**INSTRUCTIONS FOR THE TASK:** List the lines of this listing that hold the word "sure".

**EXTRACTED INFORMATION:**

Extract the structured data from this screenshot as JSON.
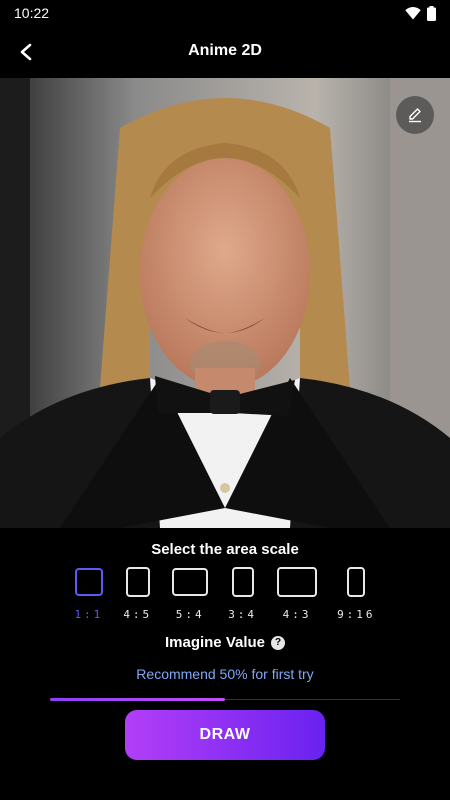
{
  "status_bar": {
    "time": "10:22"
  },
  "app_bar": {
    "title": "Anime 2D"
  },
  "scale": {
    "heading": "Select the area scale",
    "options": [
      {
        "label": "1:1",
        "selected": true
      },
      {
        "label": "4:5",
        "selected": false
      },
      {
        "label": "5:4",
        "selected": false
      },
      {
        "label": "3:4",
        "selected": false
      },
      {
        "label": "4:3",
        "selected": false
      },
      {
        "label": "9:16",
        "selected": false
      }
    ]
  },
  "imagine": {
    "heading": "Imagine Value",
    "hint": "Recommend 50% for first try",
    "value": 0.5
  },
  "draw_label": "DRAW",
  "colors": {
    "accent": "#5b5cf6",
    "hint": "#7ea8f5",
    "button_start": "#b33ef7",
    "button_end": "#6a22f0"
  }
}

* * *

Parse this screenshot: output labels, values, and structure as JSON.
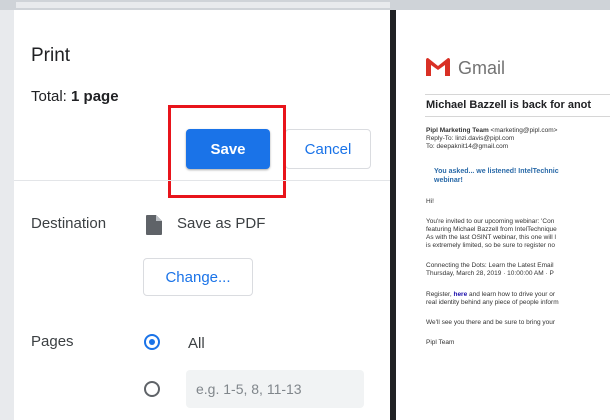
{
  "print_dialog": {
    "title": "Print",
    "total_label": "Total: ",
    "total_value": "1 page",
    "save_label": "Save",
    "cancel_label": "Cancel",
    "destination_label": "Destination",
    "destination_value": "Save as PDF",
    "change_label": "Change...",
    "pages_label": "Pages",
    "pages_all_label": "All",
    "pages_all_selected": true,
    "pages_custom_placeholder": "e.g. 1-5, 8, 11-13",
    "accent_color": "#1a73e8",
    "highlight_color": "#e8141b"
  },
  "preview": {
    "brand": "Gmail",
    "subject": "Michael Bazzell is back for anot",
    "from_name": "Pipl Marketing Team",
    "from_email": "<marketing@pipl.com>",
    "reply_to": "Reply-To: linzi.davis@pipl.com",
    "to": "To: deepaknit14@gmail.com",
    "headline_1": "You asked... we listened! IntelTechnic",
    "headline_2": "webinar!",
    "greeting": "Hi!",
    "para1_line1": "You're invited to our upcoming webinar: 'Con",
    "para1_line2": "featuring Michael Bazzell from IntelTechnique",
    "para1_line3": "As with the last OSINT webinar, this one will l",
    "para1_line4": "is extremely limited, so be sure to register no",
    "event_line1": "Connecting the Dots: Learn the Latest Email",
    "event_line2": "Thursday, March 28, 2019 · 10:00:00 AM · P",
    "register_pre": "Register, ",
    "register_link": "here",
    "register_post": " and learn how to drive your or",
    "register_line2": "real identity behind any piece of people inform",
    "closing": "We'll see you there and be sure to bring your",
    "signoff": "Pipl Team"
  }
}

**TASK SOLUTION:**
    "para1_line4": "is extremely limited, so be sure to register no",
    "closing": "We'll see you there and be sure to bring your",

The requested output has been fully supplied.